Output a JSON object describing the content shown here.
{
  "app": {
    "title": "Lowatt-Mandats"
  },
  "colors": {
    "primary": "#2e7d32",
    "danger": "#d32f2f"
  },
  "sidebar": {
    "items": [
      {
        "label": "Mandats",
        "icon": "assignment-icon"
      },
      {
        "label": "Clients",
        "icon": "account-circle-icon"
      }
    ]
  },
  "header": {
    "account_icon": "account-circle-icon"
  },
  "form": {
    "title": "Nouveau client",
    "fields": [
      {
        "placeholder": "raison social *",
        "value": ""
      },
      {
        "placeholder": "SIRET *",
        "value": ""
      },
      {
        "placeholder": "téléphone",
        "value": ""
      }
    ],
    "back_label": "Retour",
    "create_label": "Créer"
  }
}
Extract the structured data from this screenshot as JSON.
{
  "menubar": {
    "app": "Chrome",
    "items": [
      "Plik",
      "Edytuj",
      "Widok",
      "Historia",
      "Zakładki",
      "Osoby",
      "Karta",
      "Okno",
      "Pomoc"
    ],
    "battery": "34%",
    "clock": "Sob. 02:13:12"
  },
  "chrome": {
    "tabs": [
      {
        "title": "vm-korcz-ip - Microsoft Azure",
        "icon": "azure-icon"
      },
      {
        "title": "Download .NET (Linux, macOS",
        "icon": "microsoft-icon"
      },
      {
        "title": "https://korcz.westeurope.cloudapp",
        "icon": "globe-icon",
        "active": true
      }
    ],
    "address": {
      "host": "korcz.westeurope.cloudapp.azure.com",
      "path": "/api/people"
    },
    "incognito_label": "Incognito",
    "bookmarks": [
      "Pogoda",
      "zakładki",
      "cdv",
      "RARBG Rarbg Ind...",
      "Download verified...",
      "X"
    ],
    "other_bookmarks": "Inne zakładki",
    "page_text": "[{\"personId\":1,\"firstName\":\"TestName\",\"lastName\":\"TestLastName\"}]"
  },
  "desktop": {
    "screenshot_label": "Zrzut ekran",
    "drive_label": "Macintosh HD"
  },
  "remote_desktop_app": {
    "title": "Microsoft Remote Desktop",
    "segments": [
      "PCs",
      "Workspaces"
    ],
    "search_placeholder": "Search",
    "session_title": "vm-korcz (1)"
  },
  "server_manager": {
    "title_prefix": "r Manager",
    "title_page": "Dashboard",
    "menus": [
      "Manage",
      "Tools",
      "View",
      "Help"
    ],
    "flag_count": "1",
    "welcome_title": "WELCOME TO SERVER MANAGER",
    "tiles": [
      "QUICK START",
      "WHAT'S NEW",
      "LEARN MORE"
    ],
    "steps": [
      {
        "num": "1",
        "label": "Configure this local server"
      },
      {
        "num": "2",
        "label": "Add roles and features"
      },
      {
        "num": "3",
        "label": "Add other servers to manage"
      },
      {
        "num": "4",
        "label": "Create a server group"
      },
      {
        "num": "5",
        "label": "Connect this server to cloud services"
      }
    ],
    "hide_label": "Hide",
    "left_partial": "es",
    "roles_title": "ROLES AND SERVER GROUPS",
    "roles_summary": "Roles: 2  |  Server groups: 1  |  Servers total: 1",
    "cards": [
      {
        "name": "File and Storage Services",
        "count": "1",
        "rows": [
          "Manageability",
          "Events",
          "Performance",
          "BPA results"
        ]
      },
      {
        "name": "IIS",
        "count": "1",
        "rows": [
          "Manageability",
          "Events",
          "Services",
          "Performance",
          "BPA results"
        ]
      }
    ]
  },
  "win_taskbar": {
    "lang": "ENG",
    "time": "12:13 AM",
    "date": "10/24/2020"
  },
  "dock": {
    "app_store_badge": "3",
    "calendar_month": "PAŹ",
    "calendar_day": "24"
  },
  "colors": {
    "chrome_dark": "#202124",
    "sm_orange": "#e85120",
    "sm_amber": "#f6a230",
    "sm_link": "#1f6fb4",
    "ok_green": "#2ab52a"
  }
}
+++++
* Exercise aim
Each line above must be printed exactly as it appears.

* Output below
Output a JSON object describing the content shown here.
{
  "app": {
    "title": "Lowatt-Mandats"
  },
  "colors": {
    "primary": "#2e7d32",
    "danger": "#d32f2f"
  },
  "sidebar": {
    "items": [
      {
        "label": "Mandats",
        "icon": "assignment-icon"
      },
      {
        "label": "Clients",
        "icon": "account-circle-icon"
      }
    ]
  },
  "header": {
    "account_icon": "account-circle-icon"
  },
  "form": {
    "title": "Nouveau client",
    "fields": [
      {
        "placeholder": "raison social *",
        "value": ""
      },
      {
        "placeholder": "SIRET *",
        "value": ""
      },
      {
        "placeholder": "téléphone",
        "value": ""
      }
    ],
    "back_label": "Retour",
    "create_label": "Créer"
  }
}
Extract the structured data from this screenshot as JSON.
{
  "menubar": {
    "app": "Chrome",
    "items": [
      "Plik",
      "Edytuj",
      "Widok",
      "Historia",
      "Zakładki",
      "Osoby",
      "Karta",
      "Okno",
      "Pomoc"
    ],
    "battery": "34%",
    "clock": "Sob. 02:13:12"
  },
  "chrome": {
    "tabs": [
      {
        "title": "vm-korcz-ip - Microsoft Azure",
        "icon": "azure-icon"
      },
      {
        "title": "Download .NET (Linux, macOS",
        "icon": "microsoft-icon"
      },
      {
        "title": "https://korcz.westeurope.cloudapp",
        "icon": "globe-icon",
        "active": true
      }
    ],
    "address": {
      "host": "korcz.westeurope.cloudapp.azure.com",
      "path": "/api/people"
    },
    "incognito_label": "Incognito",
    "bookmarks": [
      "Pogoda",
      "zakładki",
      "cdv",
      "RARBG Rarbg Ind...",
      "Download verified...",
      "X"
    ],
    "other_bookmarks": "Inne zakładki",
    "page_text": "[{\"personId\":1,\"firstName\":\"TestName\",\"lastName\":\"TestLastName\"}]"
  },
  "desktop": {
    "screenshot_label": "Zrzut ekran",
    "drive_label": "Macintosh HD"
  },
  "remote_desktop_app": {
    "title": "Microsoft Remote Desktop",
    "segments": [
      "PCs",
      "Workspaces"
    ],
    "search_placeholder": "Search",
    "session_title": "vm-korcz (1)"
  },
  "server_manager": {
    "title_prefix": "r Manager",
    "title_page": "Dashboard",
    "menus": [
      "Manage",
      "Tools",
      "View",
      "Help"
    ],
    "flag_count": "1",
    "welcome_title": "WELCOME TO SERVER MANAGER",
    "tiles": [
      "QUICK START",
      "WHAT'S NEW",
      "LEARN MORE"
    ],
    "steps": [
      {
        "num": "1",
        "label": "Configure this local server"
      },
      {
        "num": "2",
        "label": "Add roles and features"
      },
      {
        "num": "3",
        "label": "Add other servers to manage"
      },
      {
        "num": "4",
        "label": "Create a server group"
      },
      {
        "num": "5",
        "label": "Connect this server to cloud services"
      }
    ],
    "hide_label": "Hide",
    "left_partial": "es",
    "roles_title": "ROLES AND SERVER GROUPS",
    "roles_summary": "Roles: 2  |  Server groups: 1  |  Servers total: 1",
    "cards": [
      {
        "name": "File and Storage Services",
        "count": "1",
        "rows": [
          "Manageability",
          "Events",
          "Performance",
          "BPA results"
        ]
      },
      {
        "name": "IIS",
        "count": "1",
        "rows": [
          "Manageability",
          "Events",
          "Services",
          "Performance",
          "BPA results"
        ]
      }
    ]
  },
  "win_taskbar": {
    "lang": "ENG",
    "time": "12:13 AM",
    "date": "10/24/2020"
  },
  "dock": {
    "app_store_badge": "3",
    "calendar_month": "PAŹ",
    "calendar_day": "24"
  },
  "colors": {
    "chrome_dark": "#202124",
    "sm_orange": "#e85120",
    "sm_amber": "#f6a230",
    "sm_link": "#1f6fb4",
    "ok_green": "#2ab52a"
  }
}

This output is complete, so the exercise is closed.